- **Records for the exercise**
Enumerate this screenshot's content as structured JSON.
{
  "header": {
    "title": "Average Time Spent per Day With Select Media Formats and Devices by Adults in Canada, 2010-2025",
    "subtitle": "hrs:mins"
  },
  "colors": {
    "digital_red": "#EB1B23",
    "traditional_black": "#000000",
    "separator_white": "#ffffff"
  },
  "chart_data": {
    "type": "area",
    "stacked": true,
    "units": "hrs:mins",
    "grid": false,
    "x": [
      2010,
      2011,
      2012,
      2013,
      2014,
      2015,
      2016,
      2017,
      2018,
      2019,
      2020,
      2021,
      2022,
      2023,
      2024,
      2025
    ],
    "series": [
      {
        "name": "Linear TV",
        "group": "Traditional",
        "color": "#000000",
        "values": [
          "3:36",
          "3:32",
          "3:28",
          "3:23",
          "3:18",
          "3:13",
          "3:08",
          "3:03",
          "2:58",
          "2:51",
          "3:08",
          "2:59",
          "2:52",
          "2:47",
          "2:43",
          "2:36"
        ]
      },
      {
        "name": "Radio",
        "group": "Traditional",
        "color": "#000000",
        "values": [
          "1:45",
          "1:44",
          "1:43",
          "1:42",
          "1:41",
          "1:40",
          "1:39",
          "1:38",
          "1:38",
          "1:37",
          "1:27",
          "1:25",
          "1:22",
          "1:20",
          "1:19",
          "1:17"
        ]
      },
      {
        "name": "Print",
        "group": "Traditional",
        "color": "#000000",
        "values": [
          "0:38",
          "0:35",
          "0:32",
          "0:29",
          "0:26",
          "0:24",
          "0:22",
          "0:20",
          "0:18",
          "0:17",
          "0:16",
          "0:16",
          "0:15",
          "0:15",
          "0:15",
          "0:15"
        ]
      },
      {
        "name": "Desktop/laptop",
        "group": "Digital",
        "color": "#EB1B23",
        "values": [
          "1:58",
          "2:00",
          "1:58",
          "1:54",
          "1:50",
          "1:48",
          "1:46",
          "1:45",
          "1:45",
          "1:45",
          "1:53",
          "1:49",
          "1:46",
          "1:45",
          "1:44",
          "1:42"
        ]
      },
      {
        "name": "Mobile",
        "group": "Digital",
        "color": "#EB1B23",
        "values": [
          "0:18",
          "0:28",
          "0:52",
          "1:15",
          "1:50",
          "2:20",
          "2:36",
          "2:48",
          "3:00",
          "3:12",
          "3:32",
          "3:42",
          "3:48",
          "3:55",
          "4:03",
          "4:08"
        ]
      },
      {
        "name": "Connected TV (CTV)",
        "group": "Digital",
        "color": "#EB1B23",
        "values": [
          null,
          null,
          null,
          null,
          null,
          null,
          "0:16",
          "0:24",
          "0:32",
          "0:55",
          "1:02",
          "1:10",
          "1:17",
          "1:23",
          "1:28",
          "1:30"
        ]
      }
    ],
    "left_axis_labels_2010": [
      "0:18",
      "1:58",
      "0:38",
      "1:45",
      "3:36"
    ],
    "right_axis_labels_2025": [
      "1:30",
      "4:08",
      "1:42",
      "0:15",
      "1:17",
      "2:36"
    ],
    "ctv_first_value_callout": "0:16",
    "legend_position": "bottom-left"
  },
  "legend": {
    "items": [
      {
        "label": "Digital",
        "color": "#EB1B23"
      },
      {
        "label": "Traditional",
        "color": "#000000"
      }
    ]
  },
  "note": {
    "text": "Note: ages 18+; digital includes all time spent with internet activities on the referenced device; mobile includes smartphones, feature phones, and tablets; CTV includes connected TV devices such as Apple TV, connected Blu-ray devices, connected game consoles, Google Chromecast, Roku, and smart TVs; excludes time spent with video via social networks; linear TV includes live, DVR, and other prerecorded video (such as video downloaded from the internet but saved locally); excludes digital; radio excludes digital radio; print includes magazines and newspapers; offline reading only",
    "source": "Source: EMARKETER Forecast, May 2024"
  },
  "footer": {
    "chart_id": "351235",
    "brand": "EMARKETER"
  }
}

- **Aim of the exercise**
Each line of the listing should be copied exactly.

- **Answer**
Enumerate this screenshot's content as structured JSON.
{
  "header": {
    "title": "Average Time Spent per Day With Select Media Formats and Devices by Adults in Canada, 2010-2025",
    "subtitle": "hrs:mins"
  },
  "colors": {
    "digital_red": "#EB1B23",
    "traditional_black": "#000000",
    "separator_white": "#ffffff"
  },
  "chart_data": {
    "type": "area",
    "stacked": true,
    "units": "hrs:mins",
    "grid": false,
    "x": [
      2010,
      2011,
      2012,
      2013,
      2014,
      2015,
      2016,
      2017,
      2018,
      2019,
      2020,
      2021,
      2022,
      2023,
      2024,
      2025
    ],
    "series": [
      {
        "name": "Linear TV",
        "group": "Traditional",
        "color": "#000000",
        "values": [
          "3:36",
          "3:32",
          "3:28",
          "3:23",
          "3:18",
          "3:13",
          "3:08",
          "3:03",
          "2:58",
          "2:51",
          "3:08",
          "2:59",
          "2:52",
          "2:47",
          "2:43",
          "2:36"
        ]
      },
      {
        "name": "Radio",
        "group": "Traditional",
        "color": "#000000",
        "values": [
          "1:45",
          "1:44",
          "1:43",
          "1:42",
          "1:41",
          "1:40",
          "1:39",
          "1:38",
          "1:38",
          "1:37",
          "1:27",
          "1:25",
          "1:22",
          "1:20",
          "1:19",
          "1:17"
        ]
      },
      {
        "name": "Print",
        "group": "Traditional",
        "color": "#000000",
        "values": [
          "0:38",
          "0:35",
          "0:32",
          "0:29",
          "0:26",
          "0:24",
          "0:22",
          "0:20",
          "0:18",
          "0:17",
          "0:16",
          "0:16",
          "0:15",
          "0:15",
          "0:15",
          "0:15"
        ]
      },
      {
        "name": "Desktop/laptop",
        "group": "Digital",
        "color": "#EB1B23",
        "values": [
          "1:58",
          "2:00",
          "1:58",
          "1:54",
          "1:50",
          "1:48",
          "1:46",
          "1:45",
          "1:45",
          "1:45",
          "1:53",
          "1:49",
          "1:46",
          "1:45",
          "1:44",
          "1:42"
        ]
      },
      {
        "name": "Mobile",
        "group": "Digital",
        "color": "#EB1B23",
        "values": [
          "0:18",
          "0:28",
          "0:52",
          "1:15",
          "1:50",
          "2:20",
          "2:36",
          "2:48",
          "3:00",
          "3:12",
          "3:32",
          "3:42",
          "3:48",
          "3:55",
          "4:03",
          "4:08"
        ]
      },
      {
        "name": "Connected TV (CTV)",
        "group": "Digital",
        "color": "#EB1B23",
        "values": [
          null,
          null,
          null,
          null,
          null,
          null,
          "0:16",
          "0:24",
          "0:32",
          "0:55",
          "1:02",
          "1:10",
          "1:17",
          "1:23",
          "1:28",
          "1:30"
        ]
      }
    ],
    "left_axis_labels_2010": [
      "0:18",
      "1:58",
      "0:38",
      "1:45",
      "3:36"
    ],
    "right_axis_labels_2025": [
      "1:30",
      "4:08",
      "1:42",
      "0:15",
      "1:17",
      "2:36"
    ],
    "ctv_first_value_callout": "0:16",
    "legend_position": "bottom-left"
  },
  "legend": {
    "items": [
      {
        "label": "Digital",
        "color": "#EB1B23"
      },
      {
        "label": "Traditional",
        "color": "#000000"
      }
    ]
  },
  "note": {
    "text": "Note: ages 18+; digital includes all time spent with internet activities on the referenced device; mobile includes smartphones, feature phones, and tablets; CTV includes connected TV devices such as Apple TV, connected Blu-ray devices, connected game consoles, Google Chromecast, Roku, and smart TVs; excludes time spent with video via social networks; linear TV includes live, DVR, and other prerecorded video (such as video downloaded from the internet but saved locally); excludes digital; radio excludes digital radio; print includes magazines and newspapers; offline reading only",
    "source": "Source: EMARKETER Forecast, May 2024"
  },
  "footer": {
    "chart_id": "351235",
    "brand": "EMARKETER"
  }
}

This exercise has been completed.